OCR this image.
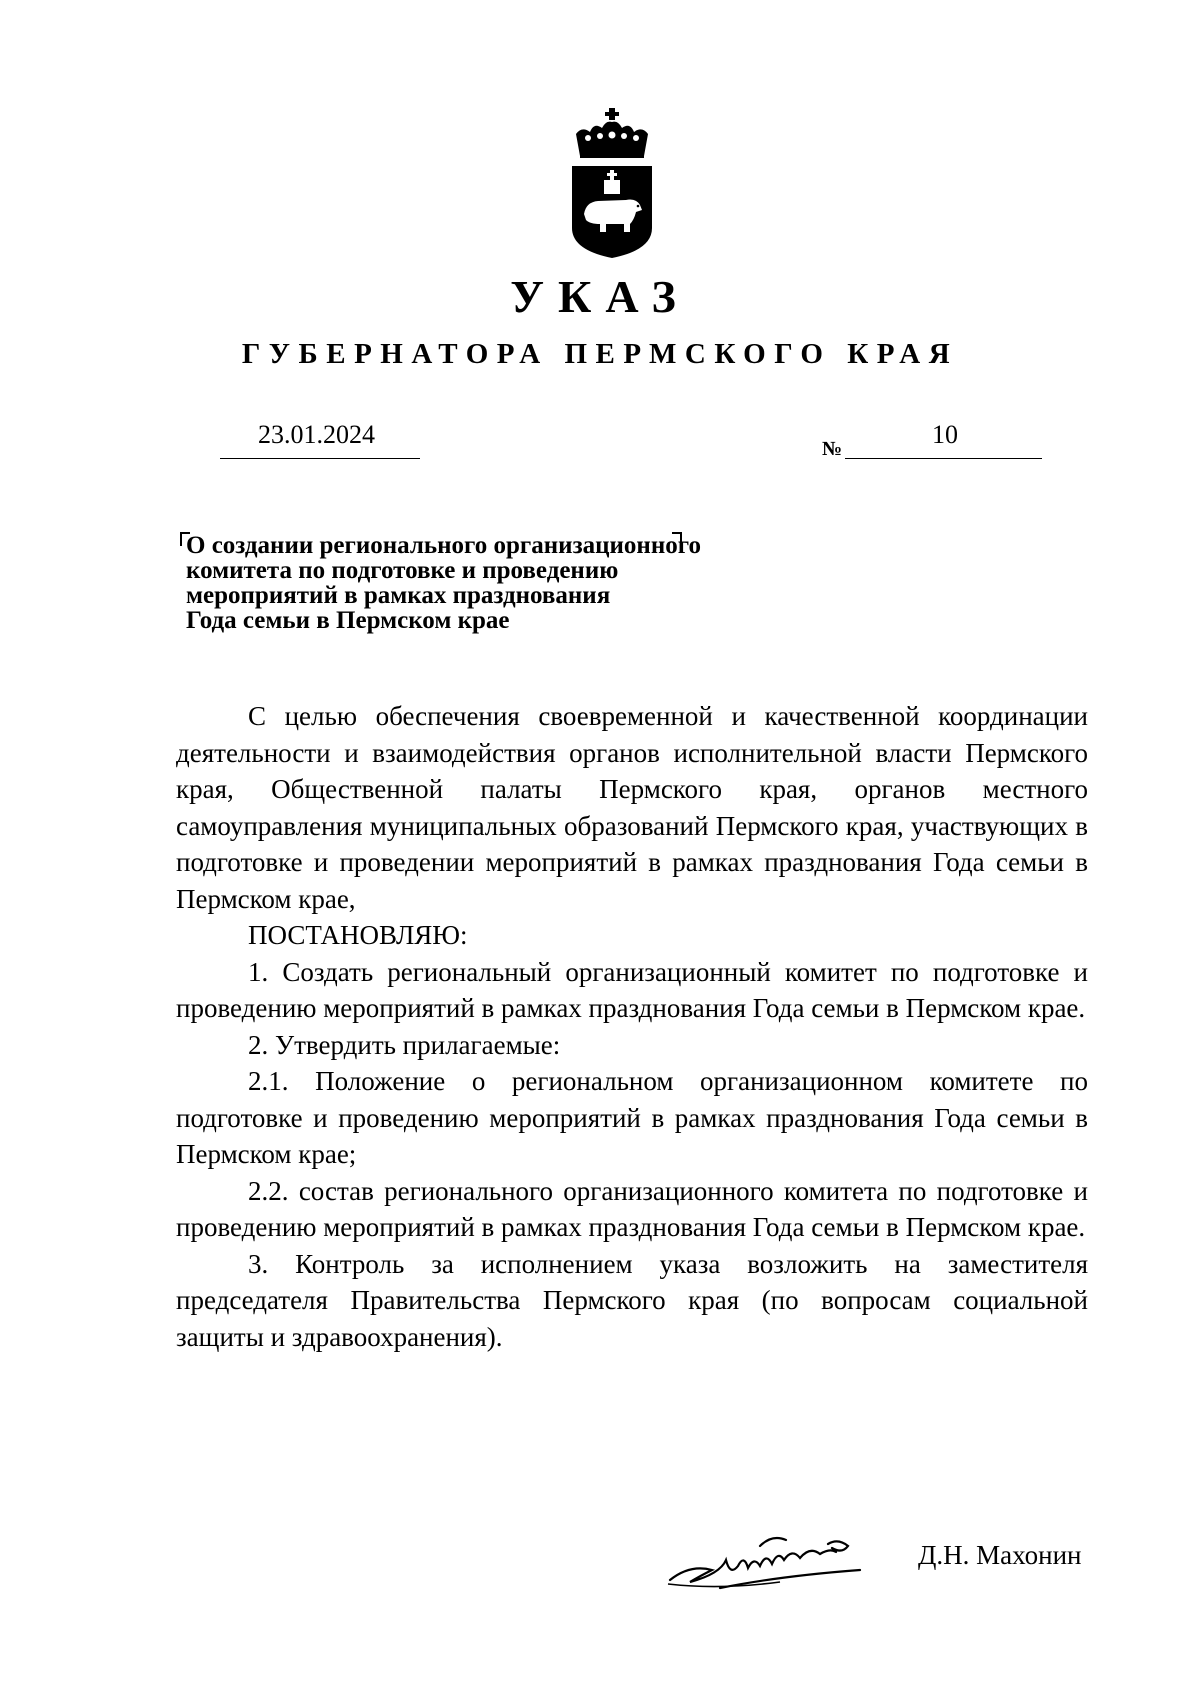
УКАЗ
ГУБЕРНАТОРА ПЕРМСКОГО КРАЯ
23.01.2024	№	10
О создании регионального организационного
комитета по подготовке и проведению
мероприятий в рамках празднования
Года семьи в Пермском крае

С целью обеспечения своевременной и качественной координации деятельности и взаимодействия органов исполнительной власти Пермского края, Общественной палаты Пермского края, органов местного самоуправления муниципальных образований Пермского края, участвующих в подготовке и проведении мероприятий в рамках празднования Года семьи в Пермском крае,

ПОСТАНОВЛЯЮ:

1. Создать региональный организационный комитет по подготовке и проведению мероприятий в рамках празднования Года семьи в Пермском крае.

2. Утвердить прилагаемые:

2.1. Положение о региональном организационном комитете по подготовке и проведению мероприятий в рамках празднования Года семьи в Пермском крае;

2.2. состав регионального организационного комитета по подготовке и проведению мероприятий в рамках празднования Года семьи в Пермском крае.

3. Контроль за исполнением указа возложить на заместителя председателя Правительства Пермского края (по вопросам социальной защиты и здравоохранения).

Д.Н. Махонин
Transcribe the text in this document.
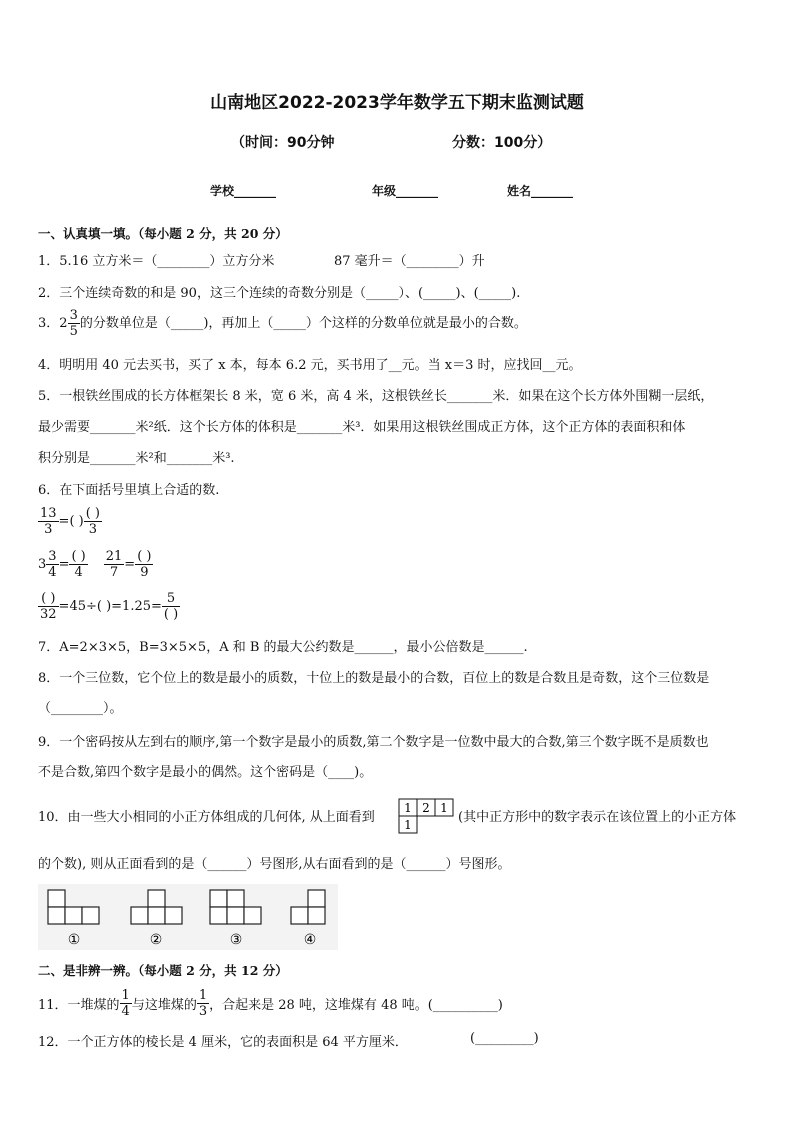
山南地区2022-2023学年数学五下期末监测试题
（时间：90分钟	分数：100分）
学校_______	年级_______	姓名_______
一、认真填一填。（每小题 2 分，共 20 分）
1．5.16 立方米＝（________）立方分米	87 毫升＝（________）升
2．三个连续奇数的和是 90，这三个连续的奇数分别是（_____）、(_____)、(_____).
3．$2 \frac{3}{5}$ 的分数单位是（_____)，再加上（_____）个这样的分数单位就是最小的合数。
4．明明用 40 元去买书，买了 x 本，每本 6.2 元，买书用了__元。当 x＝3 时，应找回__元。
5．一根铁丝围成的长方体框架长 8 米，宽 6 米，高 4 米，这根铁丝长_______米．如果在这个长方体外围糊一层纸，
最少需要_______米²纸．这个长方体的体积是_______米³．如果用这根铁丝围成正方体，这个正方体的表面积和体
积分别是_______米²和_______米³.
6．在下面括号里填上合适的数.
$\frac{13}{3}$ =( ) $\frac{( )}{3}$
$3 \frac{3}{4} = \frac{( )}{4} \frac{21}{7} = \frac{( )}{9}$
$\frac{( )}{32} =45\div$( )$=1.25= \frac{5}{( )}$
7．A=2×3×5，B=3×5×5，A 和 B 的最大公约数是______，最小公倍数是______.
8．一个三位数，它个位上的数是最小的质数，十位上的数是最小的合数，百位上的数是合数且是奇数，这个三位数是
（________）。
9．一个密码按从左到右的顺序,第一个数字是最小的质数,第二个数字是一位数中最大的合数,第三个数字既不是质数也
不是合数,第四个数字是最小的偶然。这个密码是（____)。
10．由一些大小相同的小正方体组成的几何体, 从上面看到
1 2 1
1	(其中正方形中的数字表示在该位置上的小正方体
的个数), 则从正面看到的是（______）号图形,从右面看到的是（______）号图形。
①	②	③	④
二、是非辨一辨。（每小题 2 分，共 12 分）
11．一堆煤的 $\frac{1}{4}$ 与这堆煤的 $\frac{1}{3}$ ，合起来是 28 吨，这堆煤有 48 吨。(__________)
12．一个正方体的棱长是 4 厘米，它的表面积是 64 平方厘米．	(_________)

━━━━━━━━━━━━━━━━━━━━

**AIM:** Pull out each line of the entries that contains "регионального".

**SOLUTION BELOW:**
О создании регионального организационного
2.2. состав регионального организационного комитета по подготовке и проведению мероприятий в рамках празднования Года семьи в Пермском крае.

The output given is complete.